SET EXERCISE
Scan the following material for the string "JSON" and copy each line in which it appears.

[Stored entries]
☆ ☆ ☆ ☆ ☆

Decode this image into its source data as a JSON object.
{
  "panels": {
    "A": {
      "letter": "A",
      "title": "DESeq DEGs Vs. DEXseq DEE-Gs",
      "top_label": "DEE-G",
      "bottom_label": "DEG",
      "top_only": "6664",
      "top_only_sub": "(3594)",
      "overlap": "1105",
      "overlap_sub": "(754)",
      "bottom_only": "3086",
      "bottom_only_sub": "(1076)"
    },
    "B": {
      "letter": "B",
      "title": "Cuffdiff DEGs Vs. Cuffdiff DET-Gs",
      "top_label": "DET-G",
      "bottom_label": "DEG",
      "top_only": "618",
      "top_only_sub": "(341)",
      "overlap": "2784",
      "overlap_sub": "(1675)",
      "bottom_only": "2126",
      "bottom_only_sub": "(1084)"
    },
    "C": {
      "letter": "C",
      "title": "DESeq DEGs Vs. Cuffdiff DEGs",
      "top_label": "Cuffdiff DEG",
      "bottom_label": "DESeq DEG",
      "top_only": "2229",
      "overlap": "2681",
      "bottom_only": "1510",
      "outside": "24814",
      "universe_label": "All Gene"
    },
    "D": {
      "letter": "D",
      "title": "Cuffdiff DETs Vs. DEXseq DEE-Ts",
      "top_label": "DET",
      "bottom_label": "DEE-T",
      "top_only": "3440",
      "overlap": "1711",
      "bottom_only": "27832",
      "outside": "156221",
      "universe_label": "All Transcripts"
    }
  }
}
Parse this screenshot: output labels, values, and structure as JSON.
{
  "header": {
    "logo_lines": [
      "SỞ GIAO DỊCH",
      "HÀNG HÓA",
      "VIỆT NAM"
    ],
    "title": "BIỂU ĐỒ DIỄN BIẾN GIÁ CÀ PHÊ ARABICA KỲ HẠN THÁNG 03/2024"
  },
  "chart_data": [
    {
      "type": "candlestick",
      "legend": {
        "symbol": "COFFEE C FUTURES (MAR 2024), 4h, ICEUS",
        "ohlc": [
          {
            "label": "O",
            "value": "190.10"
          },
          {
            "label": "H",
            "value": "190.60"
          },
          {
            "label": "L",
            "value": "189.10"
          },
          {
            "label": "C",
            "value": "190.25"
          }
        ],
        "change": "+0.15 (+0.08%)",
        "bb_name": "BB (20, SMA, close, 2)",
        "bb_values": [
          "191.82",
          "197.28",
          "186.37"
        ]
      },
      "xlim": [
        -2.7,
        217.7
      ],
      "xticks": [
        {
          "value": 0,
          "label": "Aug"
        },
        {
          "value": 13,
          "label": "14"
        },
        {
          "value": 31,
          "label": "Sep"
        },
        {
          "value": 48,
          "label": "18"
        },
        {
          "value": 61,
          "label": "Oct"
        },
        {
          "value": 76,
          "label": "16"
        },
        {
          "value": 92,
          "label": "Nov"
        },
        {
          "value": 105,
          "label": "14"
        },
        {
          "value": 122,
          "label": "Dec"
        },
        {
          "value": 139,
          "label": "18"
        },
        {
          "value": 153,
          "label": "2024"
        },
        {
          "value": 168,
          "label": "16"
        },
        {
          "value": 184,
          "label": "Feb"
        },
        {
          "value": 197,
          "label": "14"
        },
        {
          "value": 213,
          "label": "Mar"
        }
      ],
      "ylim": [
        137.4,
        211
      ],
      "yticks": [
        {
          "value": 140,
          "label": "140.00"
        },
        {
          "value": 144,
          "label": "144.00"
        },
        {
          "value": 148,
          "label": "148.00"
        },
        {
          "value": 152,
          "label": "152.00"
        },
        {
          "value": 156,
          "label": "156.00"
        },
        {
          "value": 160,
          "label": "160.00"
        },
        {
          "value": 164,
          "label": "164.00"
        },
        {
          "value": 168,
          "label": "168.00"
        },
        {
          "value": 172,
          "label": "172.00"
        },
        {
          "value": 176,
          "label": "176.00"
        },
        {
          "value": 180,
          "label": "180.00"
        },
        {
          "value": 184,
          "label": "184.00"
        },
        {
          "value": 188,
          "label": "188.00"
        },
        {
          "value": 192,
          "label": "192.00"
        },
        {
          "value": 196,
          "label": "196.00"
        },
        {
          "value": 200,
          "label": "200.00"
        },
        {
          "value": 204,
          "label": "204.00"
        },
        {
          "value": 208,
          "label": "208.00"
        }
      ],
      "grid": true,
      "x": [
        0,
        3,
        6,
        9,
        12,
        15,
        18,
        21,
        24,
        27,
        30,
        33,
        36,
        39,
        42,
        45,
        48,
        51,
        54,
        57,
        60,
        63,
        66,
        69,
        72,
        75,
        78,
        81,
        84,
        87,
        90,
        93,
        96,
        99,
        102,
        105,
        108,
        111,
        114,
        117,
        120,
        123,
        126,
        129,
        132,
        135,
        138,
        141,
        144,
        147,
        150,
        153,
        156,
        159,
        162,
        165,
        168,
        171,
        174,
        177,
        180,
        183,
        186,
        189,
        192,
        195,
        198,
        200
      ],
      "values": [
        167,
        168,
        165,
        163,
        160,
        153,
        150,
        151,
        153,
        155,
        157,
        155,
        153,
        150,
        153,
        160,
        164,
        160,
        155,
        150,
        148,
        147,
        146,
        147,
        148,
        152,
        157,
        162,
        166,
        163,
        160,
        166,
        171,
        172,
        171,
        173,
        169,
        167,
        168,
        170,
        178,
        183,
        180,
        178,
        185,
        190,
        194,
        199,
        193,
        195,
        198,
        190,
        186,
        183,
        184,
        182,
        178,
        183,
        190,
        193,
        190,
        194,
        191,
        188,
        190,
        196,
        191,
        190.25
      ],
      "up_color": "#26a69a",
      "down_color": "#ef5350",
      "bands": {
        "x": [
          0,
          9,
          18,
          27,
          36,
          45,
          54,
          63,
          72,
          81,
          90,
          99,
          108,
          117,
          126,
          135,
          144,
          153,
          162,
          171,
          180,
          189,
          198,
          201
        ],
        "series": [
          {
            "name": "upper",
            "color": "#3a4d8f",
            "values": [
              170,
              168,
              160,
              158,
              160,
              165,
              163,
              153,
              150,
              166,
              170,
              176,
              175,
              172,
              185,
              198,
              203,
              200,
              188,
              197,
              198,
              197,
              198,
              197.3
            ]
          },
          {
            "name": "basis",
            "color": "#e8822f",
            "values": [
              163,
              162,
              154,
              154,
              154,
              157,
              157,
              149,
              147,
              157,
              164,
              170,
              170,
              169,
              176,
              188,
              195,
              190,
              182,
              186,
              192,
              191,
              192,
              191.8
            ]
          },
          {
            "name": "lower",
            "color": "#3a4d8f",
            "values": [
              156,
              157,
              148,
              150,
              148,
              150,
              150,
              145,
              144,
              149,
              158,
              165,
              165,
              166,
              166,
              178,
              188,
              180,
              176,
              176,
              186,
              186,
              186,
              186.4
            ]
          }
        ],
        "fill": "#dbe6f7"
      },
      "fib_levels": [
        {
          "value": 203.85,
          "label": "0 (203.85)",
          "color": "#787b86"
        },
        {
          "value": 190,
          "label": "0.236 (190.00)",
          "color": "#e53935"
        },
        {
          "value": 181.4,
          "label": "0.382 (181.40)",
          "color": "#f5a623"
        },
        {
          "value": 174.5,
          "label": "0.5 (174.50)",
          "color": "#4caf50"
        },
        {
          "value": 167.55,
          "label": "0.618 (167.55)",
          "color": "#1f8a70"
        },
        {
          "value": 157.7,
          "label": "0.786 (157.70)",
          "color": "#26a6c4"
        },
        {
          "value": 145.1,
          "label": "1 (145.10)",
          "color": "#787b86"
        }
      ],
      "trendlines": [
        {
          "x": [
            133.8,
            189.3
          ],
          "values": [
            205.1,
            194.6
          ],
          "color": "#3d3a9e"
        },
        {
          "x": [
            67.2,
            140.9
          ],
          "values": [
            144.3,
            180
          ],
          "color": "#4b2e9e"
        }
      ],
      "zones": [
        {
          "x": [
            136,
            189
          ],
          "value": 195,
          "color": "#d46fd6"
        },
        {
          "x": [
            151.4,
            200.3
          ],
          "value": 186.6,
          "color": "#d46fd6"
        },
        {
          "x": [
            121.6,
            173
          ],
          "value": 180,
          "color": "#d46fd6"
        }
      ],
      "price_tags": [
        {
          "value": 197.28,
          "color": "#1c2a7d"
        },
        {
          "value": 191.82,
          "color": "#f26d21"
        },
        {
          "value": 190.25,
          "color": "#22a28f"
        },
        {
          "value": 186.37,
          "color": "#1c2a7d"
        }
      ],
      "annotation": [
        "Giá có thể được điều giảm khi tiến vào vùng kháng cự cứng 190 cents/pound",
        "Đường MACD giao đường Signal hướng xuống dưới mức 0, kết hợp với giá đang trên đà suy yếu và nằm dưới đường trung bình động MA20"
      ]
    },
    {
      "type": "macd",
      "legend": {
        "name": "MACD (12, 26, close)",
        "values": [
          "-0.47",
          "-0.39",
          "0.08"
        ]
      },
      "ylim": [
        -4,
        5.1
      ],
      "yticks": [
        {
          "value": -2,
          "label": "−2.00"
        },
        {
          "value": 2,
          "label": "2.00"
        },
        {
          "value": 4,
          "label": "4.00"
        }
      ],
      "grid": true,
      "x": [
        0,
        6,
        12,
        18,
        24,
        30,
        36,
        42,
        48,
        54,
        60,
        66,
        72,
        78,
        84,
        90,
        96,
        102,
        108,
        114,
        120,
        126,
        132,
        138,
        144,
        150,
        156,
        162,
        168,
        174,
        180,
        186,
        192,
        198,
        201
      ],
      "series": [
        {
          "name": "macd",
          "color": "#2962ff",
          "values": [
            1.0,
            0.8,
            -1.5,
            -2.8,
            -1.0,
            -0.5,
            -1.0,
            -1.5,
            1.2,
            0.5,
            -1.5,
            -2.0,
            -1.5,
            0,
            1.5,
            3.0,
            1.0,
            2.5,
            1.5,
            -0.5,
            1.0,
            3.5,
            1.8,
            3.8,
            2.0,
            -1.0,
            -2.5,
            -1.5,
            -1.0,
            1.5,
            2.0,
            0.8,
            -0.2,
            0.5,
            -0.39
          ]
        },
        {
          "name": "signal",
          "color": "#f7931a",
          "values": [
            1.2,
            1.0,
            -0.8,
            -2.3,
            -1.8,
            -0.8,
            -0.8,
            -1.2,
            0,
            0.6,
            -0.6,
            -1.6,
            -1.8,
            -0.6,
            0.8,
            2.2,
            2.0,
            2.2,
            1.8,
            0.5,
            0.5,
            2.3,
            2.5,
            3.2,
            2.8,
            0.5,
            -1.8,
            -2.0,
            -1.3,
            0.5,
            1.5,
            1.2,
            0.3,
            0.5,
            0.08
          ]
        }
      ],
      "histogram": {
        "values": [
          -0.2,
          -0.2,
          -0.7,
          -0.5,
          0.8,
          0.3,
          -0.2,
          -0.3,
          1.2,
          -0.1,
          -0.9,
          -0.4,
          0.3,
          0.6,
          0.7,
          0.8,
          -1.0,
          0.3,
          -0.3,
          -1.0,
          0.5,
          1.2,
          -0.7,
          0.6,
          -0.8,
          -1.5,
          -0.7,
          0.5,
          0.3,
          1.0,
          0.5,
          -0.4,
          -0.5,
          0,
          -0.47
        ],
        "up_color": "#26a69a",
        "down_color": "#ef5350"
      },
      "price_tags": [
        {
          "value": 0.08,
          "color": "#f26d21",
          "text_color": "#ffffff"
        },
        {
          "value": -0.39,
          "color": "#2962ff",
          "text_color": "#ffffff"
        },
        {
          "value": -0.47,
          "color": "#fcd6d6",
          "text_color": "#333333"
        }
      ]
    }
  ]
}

☆ ☆ ☆ ☆ ☆

FULL OUTPUT
Decode this image into its source data as a JSON object.
Parse this screenshot: output labels, values, and structure as JSON.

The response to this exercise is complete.